___ Data records ___

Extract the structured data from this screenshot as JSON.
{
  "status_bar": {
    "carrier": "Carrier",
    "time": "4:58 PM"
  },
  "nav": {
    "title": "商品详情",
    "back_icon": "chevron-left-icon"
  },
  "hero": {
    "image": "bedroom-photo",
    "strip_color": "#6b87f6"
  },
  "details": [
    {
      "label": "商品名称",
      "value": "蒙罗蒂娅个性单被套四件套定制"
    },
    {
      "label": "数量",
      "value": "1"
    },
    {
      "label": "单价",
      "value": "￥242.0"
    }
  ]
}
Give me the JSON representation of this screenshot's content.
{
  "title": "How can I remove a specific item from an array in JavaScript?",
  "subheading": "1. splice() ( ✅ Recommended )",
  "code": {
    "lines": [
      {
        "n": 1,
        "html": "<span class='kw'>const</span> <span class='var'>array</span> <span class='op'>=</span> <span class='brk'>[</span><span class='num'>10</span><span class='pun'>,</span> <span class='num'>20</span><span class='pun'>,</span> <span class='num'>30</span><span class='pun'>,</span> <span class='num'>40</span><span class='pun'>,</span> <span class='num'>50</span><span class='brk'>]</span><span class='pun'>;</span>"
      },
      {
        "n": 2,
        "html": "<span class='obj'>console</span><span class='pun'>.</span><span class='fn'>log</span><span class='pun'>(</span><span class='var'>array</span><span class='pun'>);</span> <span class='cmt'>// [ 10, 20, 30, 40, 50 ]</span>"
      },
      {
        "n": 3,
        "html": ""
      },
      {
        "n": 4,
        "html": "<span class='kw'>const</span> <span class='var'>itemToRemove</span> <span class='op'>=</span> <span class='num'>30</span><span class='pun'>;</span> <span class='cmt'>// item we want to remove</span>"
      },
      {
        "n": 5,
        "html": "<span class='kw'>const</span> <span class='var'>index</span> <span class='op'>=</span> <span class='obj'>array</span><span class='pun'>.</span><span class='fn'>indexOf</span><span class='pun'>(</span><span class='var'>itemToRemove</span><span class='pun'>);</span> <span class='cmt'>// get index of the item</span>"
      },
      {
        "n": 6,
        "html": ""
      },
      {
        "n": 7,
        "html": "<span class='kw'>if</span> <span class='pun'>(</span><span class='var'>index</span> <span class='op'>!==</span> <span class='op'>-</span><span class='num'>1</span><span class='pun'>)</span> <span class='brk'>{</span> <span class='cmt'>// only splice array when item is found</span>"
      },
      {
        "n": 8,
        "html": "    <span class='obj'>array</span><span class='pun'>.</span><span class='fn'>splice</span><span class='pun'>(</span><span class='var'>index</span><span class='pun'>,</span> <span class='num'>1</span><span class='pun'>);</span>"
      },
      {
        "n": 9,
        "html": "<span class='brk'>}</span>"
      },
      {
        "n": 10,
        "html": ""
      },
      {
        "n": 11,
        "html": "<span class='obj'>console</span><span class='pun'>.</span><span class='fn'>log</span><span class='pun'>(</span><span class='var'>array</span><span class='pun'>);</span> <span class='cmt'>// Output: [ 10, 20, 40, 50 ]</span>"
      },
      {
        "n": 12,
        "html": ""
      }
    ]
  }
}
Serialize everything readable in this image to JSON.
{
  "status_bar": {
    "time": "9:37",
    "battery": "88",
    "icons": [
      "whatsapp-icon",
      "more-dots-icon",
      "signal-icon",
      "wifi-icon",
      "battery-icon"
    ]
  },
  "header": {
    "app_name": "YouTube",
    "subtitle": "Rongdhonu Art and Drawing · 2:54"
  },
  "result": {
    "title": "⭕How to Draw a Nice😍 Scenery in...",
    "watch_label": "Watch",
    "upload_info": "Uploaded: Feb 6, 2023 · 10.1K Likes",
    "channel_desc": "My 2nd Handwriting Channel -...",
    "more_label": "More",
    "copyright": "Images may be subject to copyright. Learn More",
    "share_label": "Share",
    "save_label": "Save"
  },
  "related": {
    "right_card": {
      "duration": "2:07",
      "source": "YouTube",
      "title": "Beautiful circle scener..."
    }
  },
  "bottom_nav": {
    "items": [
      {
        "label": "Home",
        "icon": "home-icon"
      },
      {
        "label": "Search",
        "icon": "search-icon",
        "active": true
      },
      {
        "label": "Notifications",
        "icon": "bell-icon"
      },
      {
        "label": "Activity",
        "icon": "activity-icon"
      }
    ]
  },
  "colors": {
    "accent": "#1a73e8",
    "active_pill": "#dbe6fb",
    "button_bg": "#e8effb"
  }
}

___

■ Directions for this task
Copy down the material exactly as written.

■ Problem solution
Extract the structured data from this screenshot as JSON.
{
  "status_bar": {
    "carrier": "Carrier",
    "time": "4:58 PM"
  },
  "nav": {
    "title": "商品详情",
    "back_icon": "chevron-left-icon"
  },
  "hero": {
    "image": "bedroom-photo",
    "strip_color": "#6b87f6"
  },
  "details": [
    {
      "label": "商品名称",
      "value": "蒙罗蒂娅个性单被套四件套定制"
    },
    {
      "label": "数量",
      "value": "1"
    },
    {
      "label": "单价",
      "value": "￥242.0"
    }
  ]
}
Give me the JSON representation of this screenshot's content.
{
  "title": "How can I remove a specific item from an array in JavaScript?",
  "subheading": "1. splice() ( ✅ Recommended )",
  "code": {
    "lines": [
      {
        "n": 1,
        "html": "<span class='kw'>const</span> <span class='var'>array</span> <span class='op'>=</span> <span class='brk'>[</span><span class='num'>10</span><span class='pun'>,</span> <span class='num'>20</span><span class='pun'>,</span> <span class='num'>30</span><span class='pun'>,</span> <span class='num'>40</span><span class='pun'>,</span> <span class='num'>50</span><span class='brk'>]</span><span class='pun'>;</span>"
      },
      {
        "n": 2,
        "html": "<span class='obj'>console</span><span class='pun'>.</span><span class='fn'>log</span><span class='pun'>(</span><span class='var'>array</span><span class='pun'>);</span> <span class='cmt'>// [ 10, 20, 30, 40, 50 ]</span>"
      },
      {
        "n": 3,
        "html": ""
      },
      {
        "n": 4,
        "html": "<span class='kw'>const</span> <span class='var'>itemToRemove</span> <span class='op'>=</span> <span class='num'>30</span><span class='pun'>;</span> <span class='cmt'>// item we want to remove</span>"
      },
      {
        "n": 5,
        "html": "<span class='kw'>const</span> <span class='var'>index</span> <span class='op'>=</span> <span class='obj'>array</span><span class='pun'>.</span><span class='fn'>indexOf</span><span class='pun'>(</span><span class='var'>itemToRemove</span><span class='pun'>);</span> <span class='cmt'>// get index of the item</span>"
      },
      {
        "n": 6,
        "html": ""
      },
      {
        "n": 7,
        "html": "<span class='kw'>if</span> <span class='pun'>(</span><span class='var'>index</span> <span class='op'>!==</span> <span class='op'>-</span><span class='num'>1</span><span class='pun'>)</span> <span class='brk'>{</span> <span class='cmt'>// only splice array when item is found</span>"
      },
      {
        "n": 8,
        "html": "    <span class='obj'>array</span><span class='pun'>.</span><span class='fn'>splice</span><span class='pun'>(</span><span class='var'>index</span><span class='pun'>,</span> <span class='num'>1</span><span class='pun'>);</span>"
      },
      {
        "n": 9,
        "html": "<span class='brk'>}</span>"
      },
      {
        "n": 10,
        "html": ""
      },
      {
        "n": 11,
        "html": "<span class='obj'>console</span><span class='pun'>.</span><span class='fn'>log</span><span class='pun'>(</span><span class='var'>array</span><span class='pun'>);</span> <span class='cmt'>// Output: [ 10, 20, 40, 50 ]</span>"
      },
      {
        "n": 12,
        "html": ""
      }
    ]
  }
}
Serialize everything readable in this image to JSON.
{
  "status_bar": {
    "time": "9:37",
    "battery": "88",
    "icons": [
      "whatsapp-icon",
      "more-dots-icon",
      "signal-icon",
      "wifi-icon",
      "battery-icon"
    ]
  },
  "header": {
    "app_name": "YouTube",
    "subtitle": "Rongdhonu Art and Drawing · 2:54"
  },
  "result": {
    "title": "⭕How to Draw a Nice😍 Scenery in...",
    "watch_label": "Watch",
    "upload_info": "Uploaded: Feb 6, 2023 · 10.1K Likes",
    "channel_desc": "My 2nd Handwriting Channel -...",
    "more_label": "More",
    "copyright": "Images may be subject to copyright. Learn More",
    "share_label": "Share",
    "save_label": "Save"
  },
  "related": {
    "right_card": {
      "duration": "2:07",
      "source": "YouTube",
      "title": "Beautiful circle scener..."
    }
  },
  "bottom_nav": {
    "items": [
      {
        "label": "Home",
        "icon": "home-icon"
      },
      {
        "label": "Search",
        "icon": "search-icon",
        "active": true
      },
      {
        "label": "Notifications",
        "icon": "bell-icon"
      },
      {
        "label": "Activity",
        "icon": "activity-icon"
      }
    ]
  },
  "colors": {
    "accent": "#1a73e8",
    "active_pill": "#dbe6fb",
    "button_bg": "#e8effb"
  }
}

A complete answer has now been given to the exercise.